**WRITTEN TASK**. Copy out every record below exactly as written, but leave out any pictures.

**RECORD EXTRACTS**.
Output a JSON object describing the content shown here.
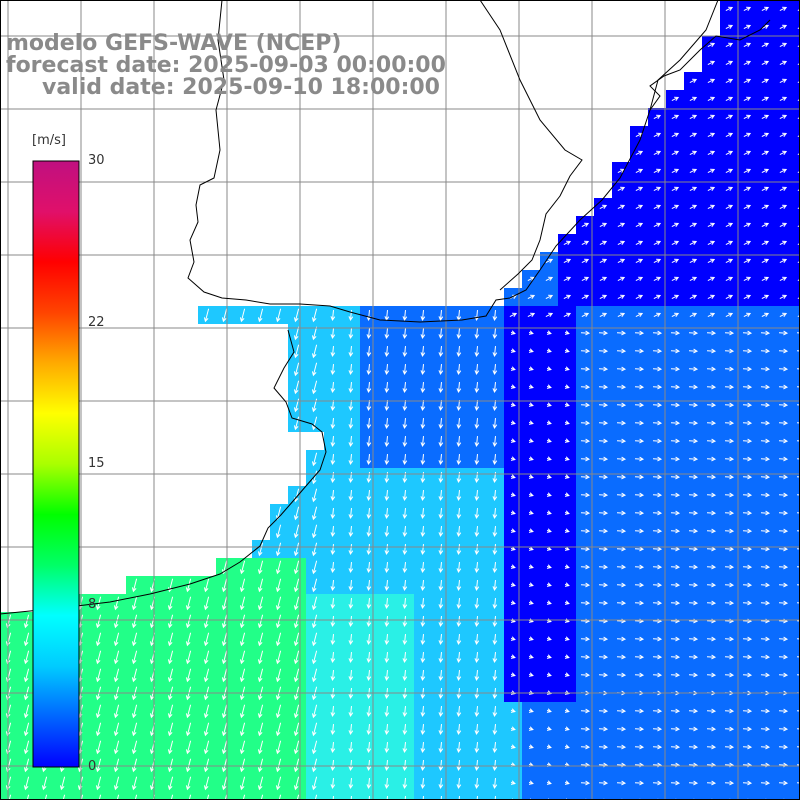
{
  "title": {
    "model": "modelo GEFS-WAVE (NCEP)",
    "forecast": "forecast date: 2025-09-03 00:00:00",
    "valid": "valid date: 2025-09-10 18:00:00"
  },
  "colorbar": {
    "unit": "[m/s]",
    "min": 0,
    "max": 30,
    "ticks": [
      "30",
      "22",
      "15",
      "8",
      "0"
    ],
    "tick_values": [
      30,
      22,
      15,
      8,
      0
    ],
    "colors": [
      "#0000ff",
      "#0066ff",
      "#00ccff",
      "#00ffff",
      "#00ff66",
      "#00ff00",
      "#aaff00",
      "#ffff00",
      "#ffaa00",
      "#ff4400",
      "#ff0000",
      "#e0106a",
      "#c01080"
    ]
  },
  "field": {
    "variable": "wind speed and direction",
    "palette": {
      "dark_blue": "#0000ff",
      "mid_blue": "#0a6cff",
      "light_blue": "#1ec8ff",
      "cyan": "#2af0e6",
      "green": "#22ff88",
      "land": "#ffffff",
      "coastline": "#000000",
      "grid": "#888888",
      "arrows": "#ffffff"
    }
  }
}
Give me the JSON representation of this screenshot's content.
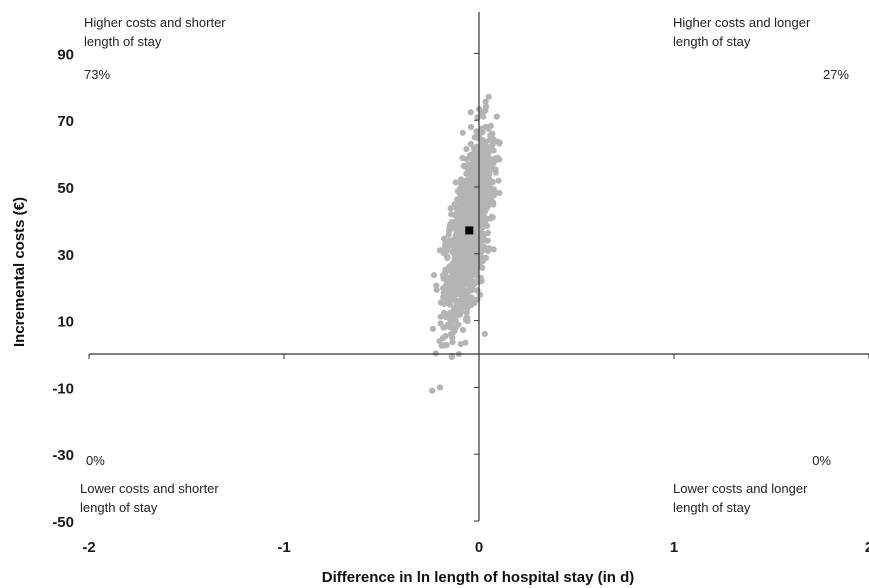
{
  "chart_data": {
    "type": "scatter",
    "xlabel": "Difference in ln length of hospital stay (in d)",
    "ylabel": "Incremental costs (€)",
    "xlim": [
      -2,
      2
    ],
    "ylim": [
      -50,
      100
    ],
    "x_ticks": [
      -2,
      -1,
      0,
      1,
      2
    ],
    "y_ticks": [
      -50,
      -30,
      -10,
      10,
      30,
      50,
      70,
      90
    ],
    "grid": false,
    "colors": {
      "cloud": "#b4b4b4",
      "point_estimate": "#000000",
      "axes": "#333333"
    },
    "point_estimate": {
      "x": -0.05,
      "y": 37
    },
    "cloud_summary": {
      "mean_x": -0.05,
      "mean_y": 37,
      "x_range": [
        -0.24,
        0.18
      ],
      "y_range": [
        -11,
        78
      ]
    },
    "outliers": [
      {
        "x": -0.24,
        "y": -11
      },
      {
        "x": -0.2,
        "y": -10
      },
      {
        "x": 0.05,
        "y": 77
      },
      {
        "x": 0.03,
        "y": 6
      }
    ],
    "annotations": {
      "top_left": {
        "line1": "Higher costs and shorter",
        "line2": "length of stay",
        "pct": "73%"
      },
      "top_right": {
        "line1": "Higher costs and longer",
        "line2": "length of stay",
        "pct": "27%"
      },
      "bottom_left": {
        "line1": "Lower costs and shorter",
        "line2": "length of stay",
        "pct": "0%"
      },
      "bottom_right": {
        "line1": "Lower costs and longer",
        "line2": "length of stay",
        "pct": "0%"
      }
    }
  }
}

**EXPECTED ANSWER**.
Output a JSON object describing the content shown here.
{
  "title": {
    "model": "modelo GEFS-WAVE (NCEP)",
    "forecast": "forecast date: 2025-09-03 00:00:00",
    "valid": "valid date: 2025-09-10 18:00:00"
  },
  "colorbar": {
    "unit": "[m/s]",
    "min": 0,
    "max": 30,
    "ticks": [
      "30",
      "22",
      "15",
      "8",
      "0"
    ],
    "tick_values": [
      30,
      22,
      15,
      8,
      0
    ],
    "colors": [
      "#0000ff",
      "#0066ff",
      "#00ccff",
      "#00ffff",
      "#00ff66",
      "#00ff00",
      "#aaff00",
      "#ffff00",
      "#ffaa00",
      "#ff4400",
      "#ff0000",
      "#e0106a",
      "#c01080"
    ]
  },
  "field": {
    "variable": "wind speed and direction",
    "palette": {
      "dark_blue": "#0000ff",
      "mid_blue": "#0a6cff",
      "light_blue": "#1ec8ff",
      "cyan": "#2af0e6",
      "green": "#22ff88",
      "land": "#ffffff",
      "coastline": "#000000",
      "grid": "#888888",
      "arrows": "#ffffff"
    }
  }
}
Give me the JSON representation of this screenshot's content.
{
  "chart_data": {
    "type": "scatter",
    "xlabel": "Difference in ln length of hospital stay (in d)",
    "ylabel": "Incremental costs (€)",
    "xlim": [
      -2,
      2
    ],
    "ylim": [
      -50,
      100
    ],
    "x_ticks": [
      -2,
      -1,
      0,
      1,
      2
    ],
    "y_ticks": [
      -50,
      -30,
      -10,
      10,
      30,
      50,
      70,
      90
    ],
    "grid": false,
    "colors": {
      "cloud": "#b4b4b4",
      "point_estimate": "#000000",
      "axes": "#333333"
    },
    "point_estimate": {
      "x": -0.05,
      "y": 37
    },
    "cloud_summary": {
      "mean_x": -0.05,
      "mean_y": 37,
      "x_range": [
        -0.24,
        0.18
      ],
      "y_range": [
        -11,
        78
      ]
    },
    "outliers": [
      {
        "x": -0.24,
        "y": -11
      },
      {
        "x": -0.2,
        "y": -10
      },
      {
        "x": 0.05,
        "y": 77
      },
      {
        "x": 0.03,
        "y": 6
      }
    ],
    "annotations": {
      "top_left": {
        "line1": "Higher costs and shorter",
        "line2": "length of stay",
        "pct": "73%"
      },
      "top_right": {
        "line1": "Higher costs and longer",
        "line2": "length of stay",
        "pct": "27%"
      },
      "bottom_left": {
        "line1": "Lower costs and shorter",
        "line2": "length of stay",
        "pct": "0%"
      },
      "bottom_right": {
        "line1": "Lower costs and longer",
        "line2": "length of stay",
        "pct": "0%"
      }
    }
  }
}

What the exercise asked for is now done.